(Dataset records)
· · · ·
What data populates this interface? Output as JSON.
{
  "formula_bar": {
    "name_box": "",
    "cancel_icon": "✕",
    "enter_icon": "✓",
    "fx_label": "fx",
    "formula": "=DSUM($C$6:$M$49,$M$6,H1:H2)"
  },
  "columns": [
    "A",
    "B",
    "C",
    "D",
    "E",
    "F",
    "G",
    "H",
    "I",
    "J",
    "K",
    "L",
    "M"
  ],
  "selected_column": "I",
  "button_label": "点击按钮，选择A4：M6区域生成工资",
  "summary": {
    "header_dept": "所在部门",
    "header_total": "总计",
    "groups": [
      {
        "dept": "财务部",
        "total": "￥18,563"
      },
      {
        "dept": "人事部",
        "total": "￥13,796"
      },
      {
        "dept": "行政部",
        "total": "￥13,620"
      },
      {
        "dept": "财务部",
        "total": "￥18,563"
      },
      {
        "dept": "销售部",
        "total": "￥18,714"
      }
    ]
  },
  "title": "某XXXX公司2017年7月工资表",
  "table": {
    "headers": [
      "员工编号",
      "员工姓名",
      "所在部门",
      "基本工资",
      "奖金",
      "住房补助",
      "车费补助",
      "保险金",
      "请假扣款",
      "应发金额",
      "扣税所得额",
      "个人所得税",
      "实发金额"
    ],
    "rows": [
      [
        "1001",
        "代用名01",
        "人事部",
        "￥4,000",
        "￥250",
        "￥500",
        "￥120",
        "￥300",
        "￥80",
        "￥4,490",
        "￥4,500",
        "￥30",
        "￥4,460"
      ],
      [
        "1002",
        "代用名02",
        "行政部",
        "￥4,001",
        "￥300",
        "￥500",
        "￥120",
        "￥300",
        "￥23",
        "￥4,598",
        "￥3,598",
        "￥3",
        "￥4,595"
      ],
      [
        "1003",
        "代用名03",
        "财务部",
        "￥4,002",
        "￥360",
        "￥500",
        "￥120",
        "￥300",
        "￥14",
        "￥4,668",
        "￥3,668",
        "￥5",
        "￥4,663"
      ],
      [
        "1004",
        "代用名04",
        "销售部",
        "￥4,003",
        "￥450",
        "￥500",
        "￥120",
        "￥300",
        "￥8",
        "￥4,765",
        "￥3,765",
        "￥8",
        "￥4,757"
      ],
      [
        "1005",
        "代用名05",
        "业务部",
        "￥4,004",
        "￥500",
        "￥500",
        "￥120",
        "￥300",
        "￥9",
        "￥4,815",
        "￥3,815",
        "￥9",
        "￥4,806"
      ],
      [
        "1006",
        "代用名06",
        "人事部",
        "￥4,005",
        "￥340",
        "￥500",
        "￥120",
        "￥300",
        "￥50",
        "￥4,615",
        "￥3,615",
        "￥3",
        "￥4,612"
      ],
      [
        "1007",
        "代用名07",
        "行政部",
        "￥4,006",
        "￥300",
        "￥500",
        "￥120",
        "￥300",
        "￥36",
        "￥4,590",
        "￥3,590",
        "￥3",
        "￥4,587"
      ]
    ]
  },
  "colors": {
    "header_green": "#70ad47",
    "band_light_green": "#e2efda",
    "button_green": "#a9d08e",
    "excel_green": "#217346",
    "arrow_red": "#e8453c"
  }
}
· · · ·
- _Work to do_
Make an exact copy of every entry.

- _Expected answer_
What data populates this interface? Output as JSON.
{
  "formula_bar": {
    "name_box": "",
    "cancel_icon": "✕",
    "enter_icon": "✓",
    "fx_label": "fx",
    "formula": "=DSUM($C$6:$M$49,$M$6,H1:H2)"
  },
  "columns": [
    "A",
    "B",
    "C",
    "D",
    "E",
    "F",
    "G",
    "H",
    "I",
    "J",
    "K",
    "L",
    "M"
  ],
  "selected_column": "I",
  "button_label": "点击按钮，选择A4：M6区域生成工资",
  "summary": {
    "header_dept": "所在部门",
    "header_total": "总计",
    "groups": [
      {
        "dept": "财务部",
        "total": "￥18,563"
      },
      {
        "dept": "人事部",
        "total": "￥13,796"
      },
      {
        "dept": "行政部",
        "total": "￥13,620"
      },
      {
        "dept": "财务部",
        "total": "￥18,563"
      },
      {
        "dept": "销售部",
        "total": "￥18,714"
      }
    ]
  },
  "title": "某XXXX公司2017年7月工资表",
  "table": {
    "headers": [
      "员工编号",
      "员工姓名",
      "所在部门",
      "基本工资",
      "奖金",
      "住房补助",
      "车费补助",
      "保险金",
      "请假扣款",
      "应发金额",
      "扣税所得额",
      "个人所得税",
      "实发金额"
    ],
    "rows": [
      [
        "1001",
        "代用名01",
        "人事部",
        "￥4,000",
        "￥250",
        "￥500",
        "￥120",
        "￥300",
        "￥80",
        "￥4,490",
        "￥4,500",
        "￥30",
        "￥4,460"
      ],
      [
        "1002",
        "代用名02",
        "行政部",
        "￥4,001",
        "￥300",
        "￥500",
        "￥120",
        "￥300",
        "￥23",
        "￥4,598",
        "￥3,598",
        "￥3",
        "￥4,595"
      ],
      [
        "1003",
        "代用名03",
        "财务部",
        "￥4,002",
        "￥360",
        "￥500",
        "￥120",
        "￥300",
        "￥14",
        "￥4,668",
        "￥3,668",
        "￥5",
        "￥4,663"
      ],
      [
        "1004",
        "代用名04",
        "销售部",
        "￥4,003",
        "￥450",
        "￥500",
        "￥120",
        "￥300",
        "￥8",
        "￥4,765",
        "￥3,765",
        "￥8",
        "￥4,757"
      ],
      [
        "1005",
        "代用名05",
        "业务部",
        "￥4,004",
        "￥500",
        "￥500",
        "￥120",
        "￥300",
        "￥9",
        "￥4,815",
        "￥3,815",
        "￥9",
        "￥4,806"
      ],
      [
        "1006",
        "代用名06",
        "人事部",
        "￥4,005",
        "￥340",
        "￥500",
        "￥120",
        "￥300",
        "￥50",
        "￥4,615",
        "￥3,615",
        "￥3",
        "￥4,612"
      ],
      [
        "1007",
        "代用名07",
        "行政部",
        "￥4,006",
        "￥300",
        "￥500",
        "￥120",
        "￥300",
        "￥36",
        "￥4,590",
        "￥3,590",
        "￥3",
        "￥4,587"
      ]
    ]
  },
  "colors": {
    "header_green": "#70ad47",
    "band_light_green": "#e2efda",
    "button_green": "#a9d08e",
    "excel_green": "#217346",
    "arrow_red": "#e8453c"
  }
}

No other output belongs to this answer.